Im Laufe dieser Woche kamen nun noch Riots hinzu (vgl. etwa http://comores-infos.com/mayotte-des-scenes-de-guerilla-a-mtsapere/ externer Link und http://www.linfo.re/ocean-indien/691149-mayotte-les-habitants-de-m-tsapere-veulent-porter-plainte-contre-le-prefet externer Link).

Am gestrigen Donnerstag nun gingen die staatlichen „Sicherheitskräfte“ daran, aufgebaute Straßensperren abzuräumen (vgl. http://www.lemonde.fr/politique/article/2016/04/14/mayotte-des-barrages-routiers-enleves-par-les-forces-de-l-ordre_4902486_823448.html externer Link).

Wir werden unsere Leser/innen/schaft über die weitere Entwicklung diesbezüglich auf dem laufenden halten. Doch einstweilige einige, für das Verständnis wichtige Hintergründe zur Sache!

HINTERGRUND DAZU

Der südlichste Zipfel der Europäischen Union – weit jenseits von Ceuta und Melilla oder Lampedusa – liegt jedoch nicht in Nordafrika sondern im Südwesten des Indischen Ozeans. Was auf den ersten Blick nach mangelnder Geographiekenntnis des Verfassers klingt, ist Realität. Seit dem 1. April 2011 zählt Frankreich einen Verwaltungsbezirk, der an jenem Datum zum 101. Département der Französischen Republik wurde.

Die Inselgruppe Mayotte, die offiziell rund 212.000 Einwohner/inne/n – bei einer hohen Dunkelziffer, da ein geschätztes Drittel der Bevölkerung aus „illegalen Einwanderern“ besteht – und siebzehn Kommunen auf einer Hauptinsel und einigen winzigen Nebeneilanden aufweist, hat seit dem 1. Januar 2014 den Statuts eines so genannten „ultraperipheren Territoriums der Europäischen Union“ (eines „Gebiets in äußerster Randlage“). Dies verleiht ihr den Anspruch auf Hilfen aus dem Fonds der EU zur Förderung strukturschwacher Regionen verleiht. Zugleich ist Mayotte ein wichtiges Tor für, „erwünschte“ und besonders auch „unerwünschte“, Zuwanderung auf das französische Staatsgebiet. Die französische katholische Wochenzeitung La Vie bezeichnet die Inselgruppe am 28. Juni 2014 als „das Lampedusa des Indischen Ozeans“, unter Anspielung auf die südlich vor Italien vorgelagerte Insel, die als Nadelöhr für Migration aus Nordafrika dient. Hatte Frankreich von seinem europäischen Staatsgebiet aus im Jahr 2012 insgesamt 27.000 Menschen abgeschoben, so waren es allein auf dem mehrere Tausend mal kleineren Mayotte im selben Jahr insgesamt 17.000 Personen.

▸ Gespeicherte Zeilen

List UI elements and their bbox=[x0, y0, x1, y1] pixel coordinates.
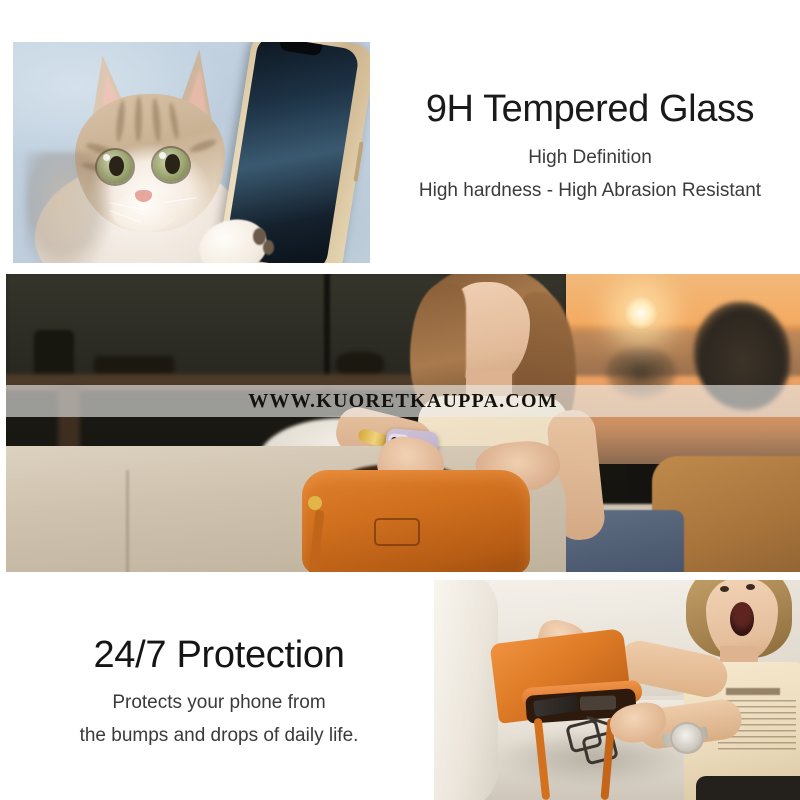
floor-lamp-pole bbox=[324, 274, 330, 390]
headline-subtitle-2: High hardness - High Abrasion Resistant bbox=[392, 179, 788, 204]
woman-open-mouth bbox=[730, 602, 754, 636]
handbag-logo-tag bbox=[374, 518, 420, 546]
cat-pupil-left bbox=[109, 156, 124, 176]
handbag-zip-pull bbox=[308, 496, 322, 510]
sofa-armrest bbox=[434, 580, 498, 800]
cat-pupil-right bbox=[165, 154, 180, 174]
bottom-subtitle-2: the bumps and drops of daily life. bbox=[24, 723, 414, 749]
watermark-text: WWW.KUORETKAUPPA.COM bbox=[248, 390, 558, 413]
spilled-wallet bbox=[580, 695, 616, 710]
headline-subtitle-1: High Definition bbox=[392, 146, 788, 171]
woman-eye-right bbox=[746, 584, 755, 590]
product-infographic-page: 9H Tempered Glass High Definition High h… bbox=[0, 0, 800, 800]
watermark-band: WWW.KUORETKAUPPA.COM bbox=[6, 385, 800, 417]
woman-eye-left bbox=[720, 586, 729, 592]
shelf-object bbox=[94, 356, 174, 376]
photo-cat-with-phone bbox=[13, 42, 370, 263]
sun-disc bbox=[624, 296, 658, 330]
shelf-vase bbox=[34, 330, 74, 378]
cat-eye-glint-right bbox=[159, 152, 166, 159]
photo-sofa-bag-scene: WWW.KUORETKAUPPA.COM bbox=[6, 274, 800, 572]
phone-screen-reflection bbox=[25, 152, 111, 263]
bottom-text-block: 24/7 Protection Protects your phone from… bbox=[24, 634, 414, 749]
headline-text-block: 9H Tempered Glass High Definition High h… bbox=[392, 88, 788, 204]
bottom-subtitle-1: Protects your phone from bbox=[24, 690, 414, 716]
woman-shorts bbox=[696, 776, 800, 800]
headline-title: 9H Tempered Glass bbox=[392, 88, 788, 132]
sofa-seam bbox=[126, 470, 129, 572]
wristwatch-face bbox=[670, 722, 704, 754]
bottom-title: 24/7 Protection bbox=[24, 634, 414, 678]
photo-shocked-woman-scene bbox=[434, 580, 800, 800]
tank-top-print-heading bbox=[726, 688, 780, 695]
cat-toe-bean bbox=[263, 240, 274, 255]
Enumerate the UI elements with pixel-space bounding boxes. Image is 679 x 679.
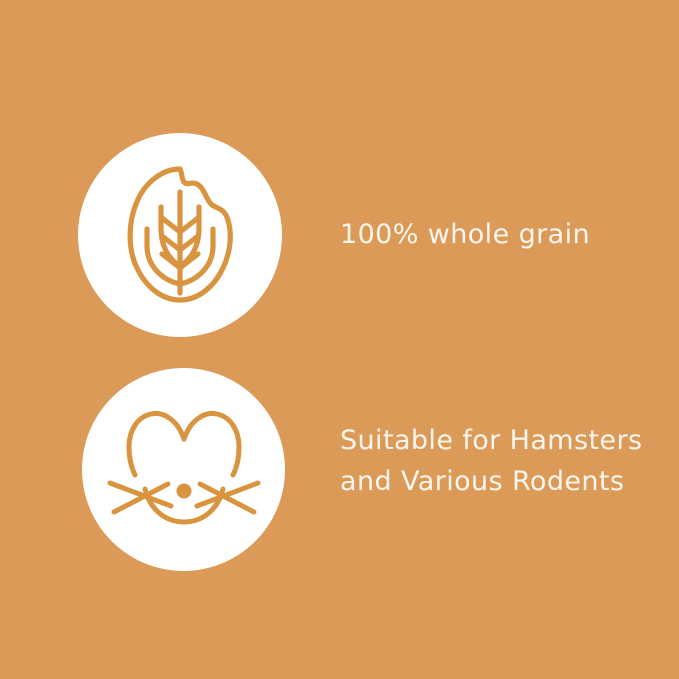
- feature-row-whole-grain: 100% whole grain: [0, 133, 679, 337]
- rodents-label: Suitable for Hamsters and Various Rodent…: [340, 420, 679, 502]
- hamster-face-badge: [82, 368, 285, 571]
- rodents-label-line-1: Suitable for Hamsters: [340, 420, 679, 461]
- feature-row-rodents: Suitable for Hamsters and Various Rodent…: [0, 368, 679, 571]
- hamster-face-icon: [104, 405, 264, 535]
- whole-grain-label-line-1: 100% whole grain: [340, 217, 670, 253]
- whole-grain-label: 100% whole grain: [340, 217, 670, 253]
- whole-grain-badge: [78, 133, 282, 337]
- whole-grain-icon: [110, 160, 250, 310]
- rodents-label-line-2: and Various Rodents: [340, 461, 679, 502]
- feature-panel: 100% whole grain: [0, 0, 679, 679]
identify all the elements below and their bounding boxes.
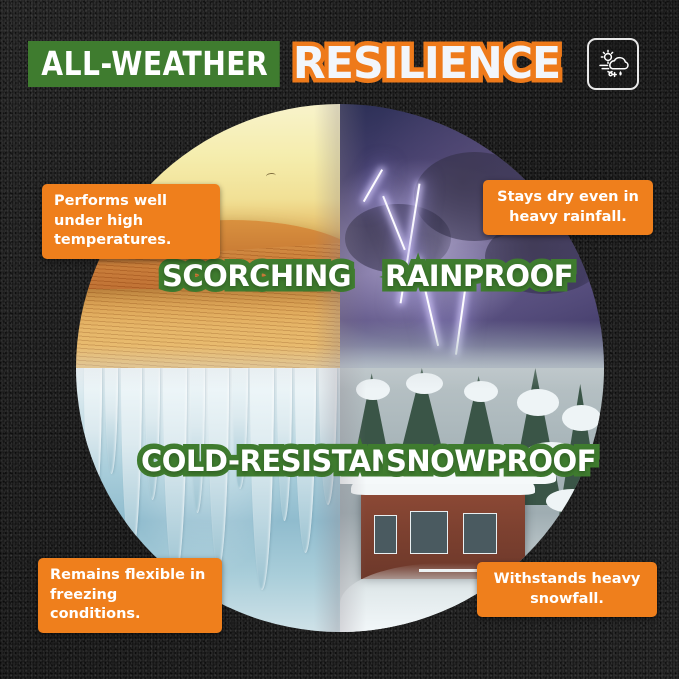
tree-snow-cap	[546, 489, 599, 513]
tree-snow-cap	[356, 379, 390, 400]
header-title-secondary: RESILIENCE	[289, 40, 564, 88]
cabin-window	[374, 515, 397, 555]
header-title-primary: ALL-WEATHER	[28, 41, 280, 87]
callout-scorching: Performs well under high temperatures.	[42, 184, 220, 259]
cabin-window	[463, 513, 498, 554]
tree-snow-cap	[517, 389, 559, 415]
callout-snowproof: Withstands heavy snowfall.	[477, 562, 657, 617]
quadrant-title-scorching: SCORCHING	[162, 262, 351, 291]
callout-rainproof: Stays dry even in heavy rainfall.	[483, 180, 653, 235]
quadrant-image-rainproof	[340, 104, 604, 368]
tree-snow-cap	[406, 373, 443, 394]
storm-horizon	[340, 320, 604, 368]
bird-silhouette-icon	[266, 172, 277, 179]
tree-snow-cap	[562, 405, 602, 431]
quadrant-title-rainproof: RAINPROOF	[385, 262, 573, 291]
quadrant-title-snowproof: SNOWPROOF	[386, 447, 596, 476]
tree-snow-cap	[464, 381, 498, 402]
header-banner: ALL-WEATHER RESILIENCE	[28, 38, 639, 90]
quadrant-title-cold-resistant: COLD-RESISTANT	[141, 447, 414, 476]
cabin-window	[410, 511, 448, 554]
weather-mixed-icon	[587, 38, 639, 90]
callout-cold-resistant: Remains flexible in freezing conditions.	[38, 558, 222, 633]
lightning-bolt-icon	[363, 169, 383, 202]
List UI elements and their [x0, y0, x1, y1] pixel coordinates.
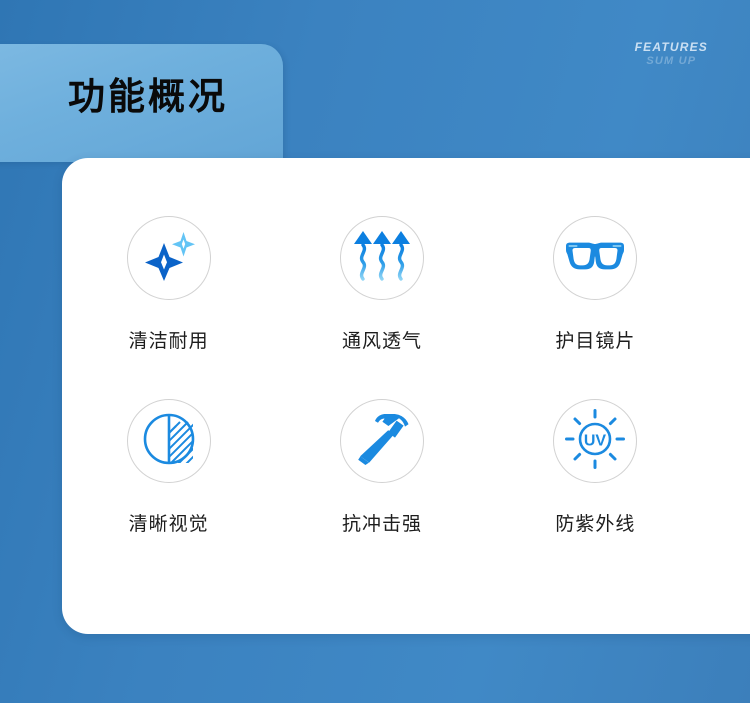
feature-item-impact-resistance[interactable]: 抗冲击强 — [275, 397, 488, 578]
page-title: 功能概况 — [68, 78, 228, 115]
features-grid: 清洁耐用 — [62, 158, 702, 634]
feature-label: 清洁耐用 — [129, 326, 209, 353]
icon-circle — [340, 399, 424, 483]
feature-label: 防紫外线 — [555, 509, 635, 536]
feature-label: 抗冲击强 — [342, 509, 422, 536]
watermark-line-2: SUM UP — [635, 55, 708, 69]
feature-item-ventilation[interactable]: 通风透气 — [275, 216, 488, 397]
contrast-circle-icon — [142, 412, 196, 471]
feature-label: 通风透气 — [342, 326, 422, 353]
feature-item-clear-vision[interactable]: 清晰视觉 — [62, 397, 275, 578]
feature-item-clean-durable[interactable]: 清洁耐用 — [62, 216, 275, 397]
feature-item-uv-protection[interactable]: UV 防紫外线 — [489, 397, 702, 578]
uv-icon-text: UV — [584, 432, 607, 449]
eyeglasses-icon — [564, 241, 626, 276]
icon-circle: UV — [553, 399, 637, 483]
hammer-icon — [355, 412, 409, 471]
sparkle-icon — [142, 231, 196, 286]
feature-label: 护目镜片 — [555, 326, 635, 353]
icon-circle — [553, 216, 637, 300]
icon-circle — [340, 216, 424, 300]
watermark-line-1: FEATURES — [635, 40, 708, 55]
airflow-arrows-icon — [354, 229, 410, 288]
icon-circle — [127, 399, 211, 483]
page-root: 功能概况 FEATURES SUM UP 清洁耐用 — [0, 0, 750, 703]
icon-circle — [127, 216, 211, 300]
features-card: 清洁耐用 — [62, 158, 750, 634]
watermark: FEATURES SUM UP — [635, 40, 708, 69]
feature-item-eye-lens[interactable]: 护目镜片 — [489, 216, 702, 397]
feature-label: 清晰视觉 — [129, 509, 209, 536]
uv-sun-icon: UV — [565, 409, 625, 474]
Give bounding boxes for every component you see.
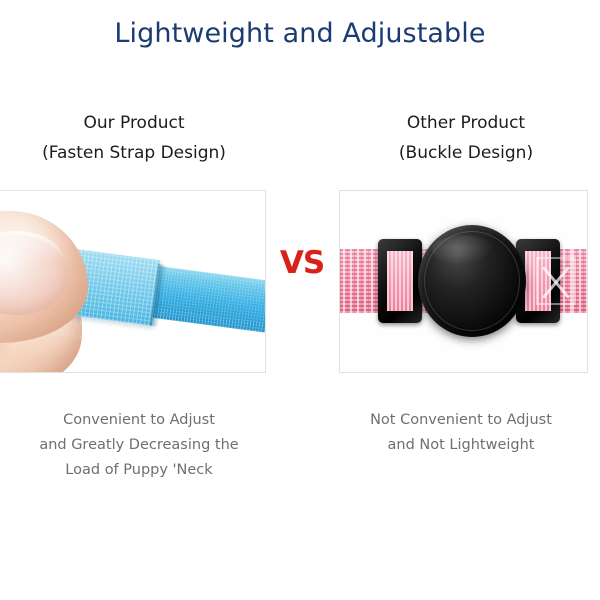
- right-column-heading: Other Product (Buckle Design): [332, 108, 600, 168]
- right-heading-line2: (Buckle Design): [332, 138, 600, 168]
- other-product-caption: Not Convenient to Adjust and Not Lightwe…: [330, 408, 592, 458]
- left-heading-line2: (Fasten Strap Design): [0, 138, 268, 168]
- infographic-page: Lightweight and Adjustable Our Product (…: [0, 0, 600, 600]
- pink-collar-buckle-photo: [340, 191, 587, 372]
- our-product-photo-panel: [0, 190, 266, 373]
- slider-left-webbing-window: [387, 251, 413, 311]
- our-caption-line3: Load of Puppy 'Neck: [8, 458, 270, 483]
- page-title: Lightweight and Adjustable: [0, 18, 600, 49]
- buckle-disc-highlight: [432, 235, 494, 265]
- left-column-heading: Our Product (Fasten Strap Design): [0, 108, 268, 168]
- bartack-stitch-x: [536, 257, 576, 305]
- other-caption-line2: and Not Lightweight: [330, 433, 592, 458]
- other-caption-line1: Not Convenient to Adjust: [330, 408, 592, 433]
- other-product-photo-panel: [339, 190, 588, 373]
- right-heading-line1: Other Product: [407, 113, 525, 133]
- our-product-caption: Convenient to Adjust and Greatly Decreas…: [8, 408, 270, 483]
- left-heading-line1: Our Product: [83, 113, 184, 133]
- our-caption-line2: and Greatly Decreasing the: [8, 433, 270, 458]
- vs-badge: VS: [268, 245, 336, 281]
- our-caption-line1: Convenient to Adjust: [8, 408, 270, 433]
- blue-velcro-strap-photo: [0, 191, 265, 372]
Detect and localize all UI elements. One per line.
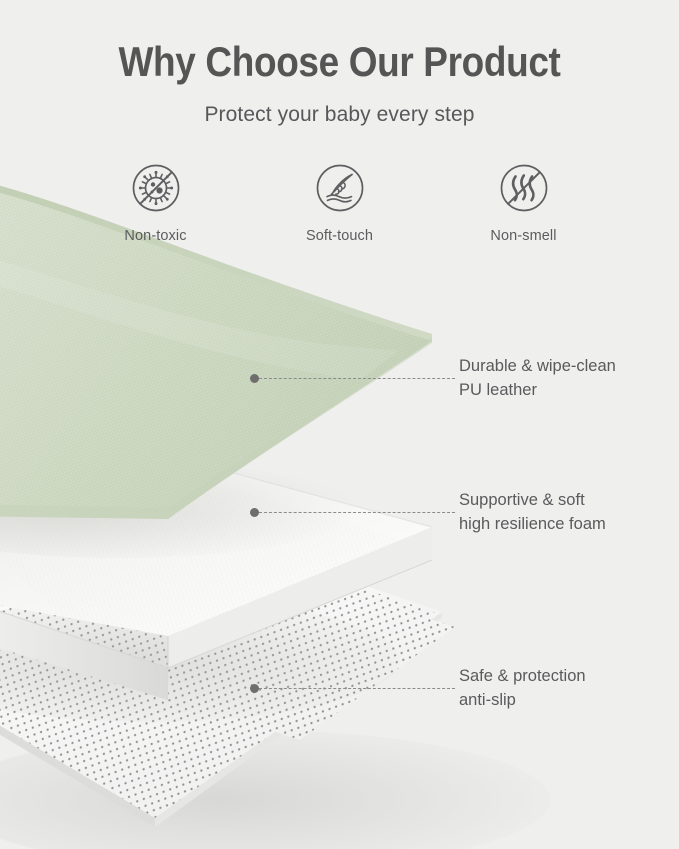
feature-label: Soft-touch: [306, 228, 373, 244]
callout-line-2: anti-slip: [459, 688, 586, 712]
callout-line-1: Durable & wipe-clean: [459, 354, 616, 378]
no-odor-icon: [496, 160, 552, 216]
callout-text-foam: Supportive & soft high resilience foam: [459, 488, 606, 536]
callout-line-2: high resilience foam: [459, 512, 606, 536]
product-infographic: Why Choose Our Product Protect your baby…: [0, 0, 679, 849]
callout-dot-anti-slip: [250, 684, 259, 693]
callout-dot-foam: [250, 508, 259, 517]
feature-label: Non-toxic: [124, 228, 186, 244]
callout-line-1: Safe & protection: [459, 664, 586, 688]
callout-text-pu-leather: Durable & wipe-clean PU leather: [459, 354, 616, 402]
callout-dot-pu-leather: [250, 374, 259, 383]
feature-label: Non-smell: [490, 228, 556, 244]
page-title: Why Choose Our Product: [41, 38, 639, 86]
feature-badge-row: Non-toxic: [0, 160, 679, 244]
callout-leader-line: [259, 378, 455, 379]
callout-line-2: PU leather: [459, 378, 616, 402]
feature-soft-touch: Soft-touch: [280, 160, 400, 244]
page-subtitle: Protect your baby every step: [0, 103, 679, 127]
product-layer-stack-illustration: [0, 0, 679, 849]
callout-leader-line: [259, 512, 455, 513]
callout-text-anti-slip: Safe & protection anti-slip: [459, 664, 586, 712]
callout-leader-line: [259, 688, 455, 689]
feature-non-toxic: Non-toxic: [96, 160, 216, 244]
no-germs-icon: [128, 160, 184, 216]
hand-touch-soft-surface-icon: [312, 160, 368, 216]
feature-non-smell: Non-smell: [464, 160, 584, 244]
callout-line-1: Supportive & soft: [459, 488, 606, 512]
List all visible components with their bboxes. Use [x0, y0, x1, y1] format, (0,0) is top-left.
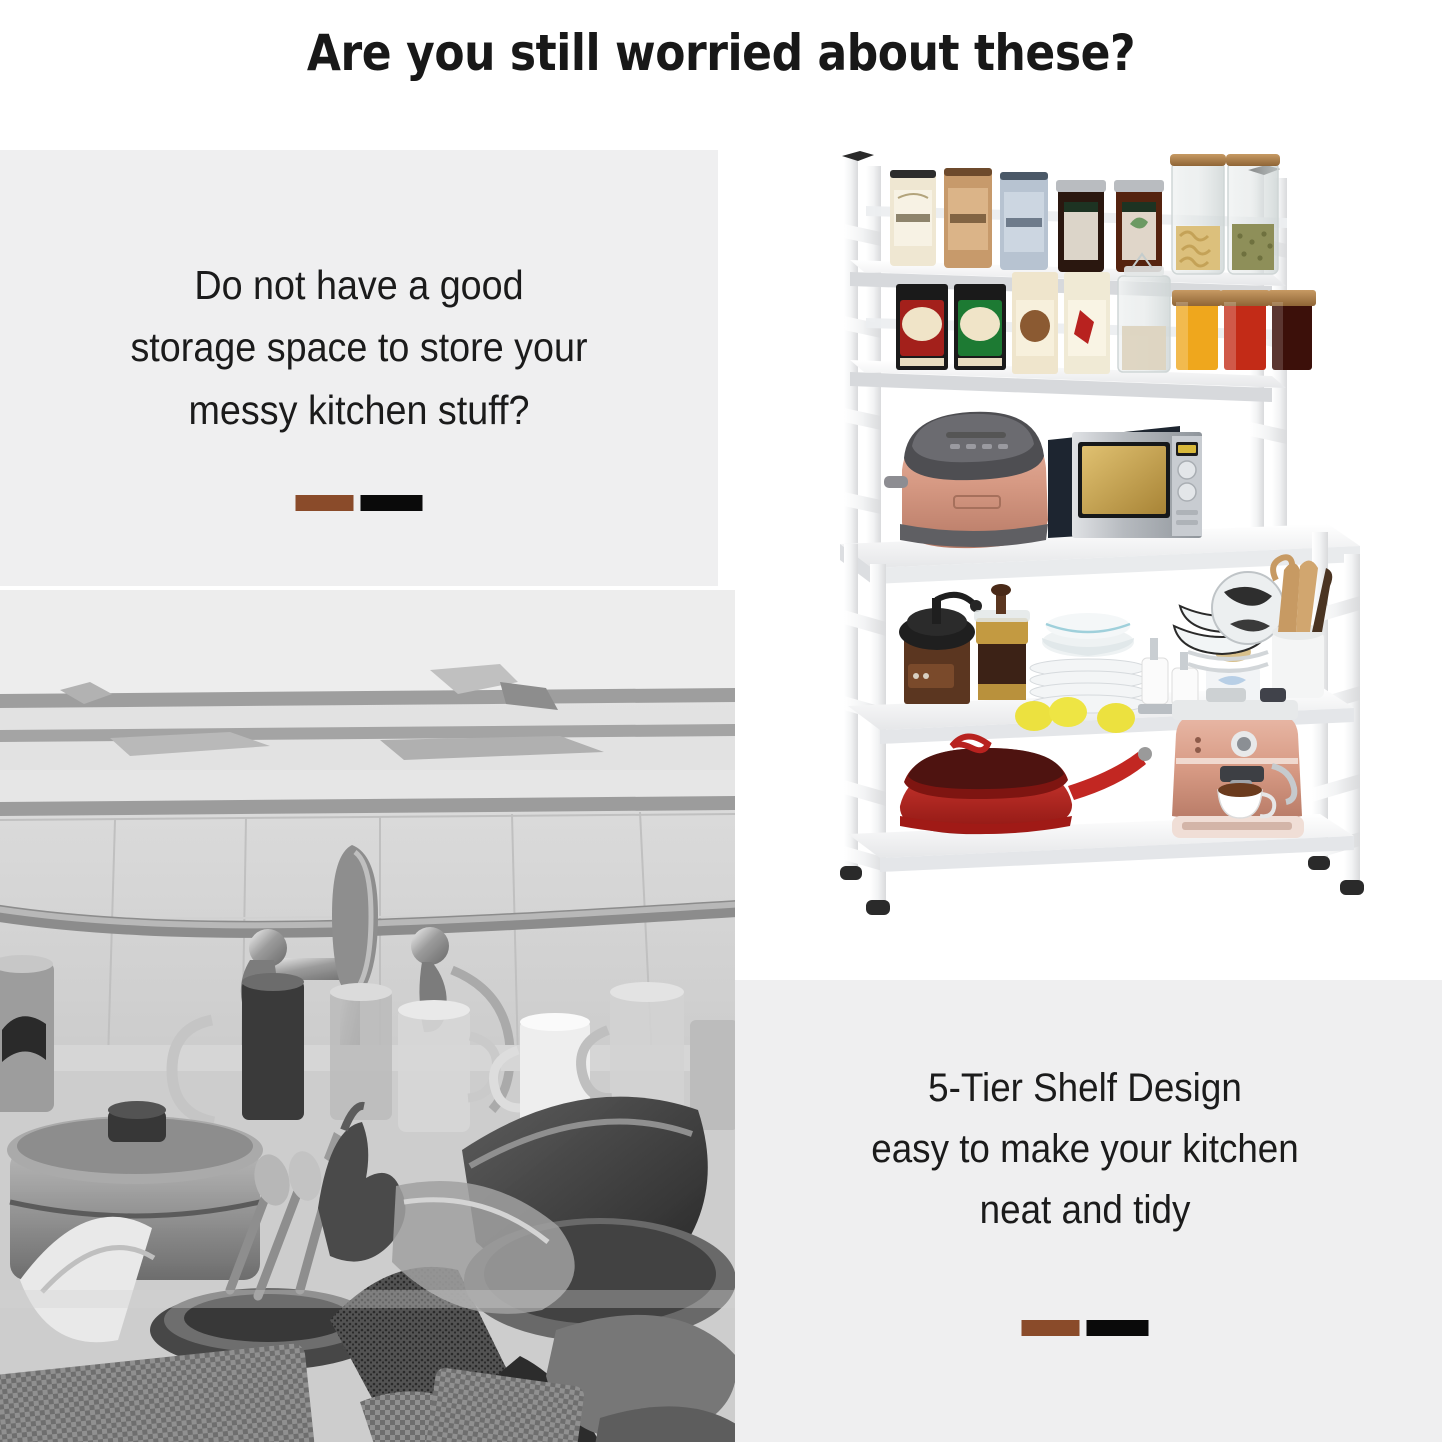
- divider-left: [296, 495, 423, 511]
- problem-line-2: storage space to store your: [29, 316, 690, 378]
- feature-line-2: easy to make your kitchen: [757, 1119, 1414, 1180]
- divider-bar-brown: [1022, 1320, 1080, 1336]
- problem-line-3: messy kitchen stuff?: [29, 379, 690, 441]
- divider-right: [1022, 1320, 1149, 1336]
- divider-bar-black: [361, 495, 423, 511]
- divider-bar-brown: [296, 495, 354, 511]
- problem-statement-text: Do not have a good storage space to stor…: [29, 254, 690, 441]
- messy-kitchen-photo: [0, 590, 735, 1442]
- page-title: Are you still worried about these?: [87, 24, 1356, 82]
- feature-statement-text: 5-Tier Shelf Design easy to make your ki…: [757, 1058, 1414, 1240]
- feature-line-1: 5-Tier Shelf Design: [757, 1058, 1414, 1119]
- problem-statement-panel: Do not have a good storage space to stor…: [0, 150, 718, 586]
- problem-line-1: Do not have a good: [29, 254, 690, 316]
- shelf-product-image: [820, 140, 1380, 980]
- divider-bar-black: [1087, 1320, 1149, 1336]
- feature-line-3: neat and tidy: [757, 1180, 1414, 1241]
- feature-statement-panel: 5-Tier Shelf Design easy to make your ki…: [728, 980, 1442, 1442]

▸ Aufgabe
Prüfe, ob die drei Aussagen mit dem Textauszug übereinstimmen. Antworte jeweils mit Ja oder Nein und zitiere die entscheidenden Worte aus dem Textauszug wörtlich.
(a) Mayotte hat offiziell rund 212.000 Einwohner.
(b) Mayotte besteht aus zwanzig Kommunen.
(c) Im Jahr 2012 wurden auf Mayotte mehr Menschen abgeschoben als vom europäischen Staatsgebiet Frankreichs aus.

▸ Erwartete Antwort
(a) Ja: „offiziell rund 212.000 Einwohner/inne/n“
(b) Nein: „siebzehn Kommunen auf einer Hauptinsel und einigen winzigen Nebeneilanden“
(c) Nein: „Hatte Frankreich von seinem europäischen Staatsgebiet aus im Jahr 2012 insgesamt 27.000 Menschen abgeschoben, so waren es allein auf dem mehrere Tausend mal kleineren Mayotte im selben Jahr insgesamt 17.000 Personen.“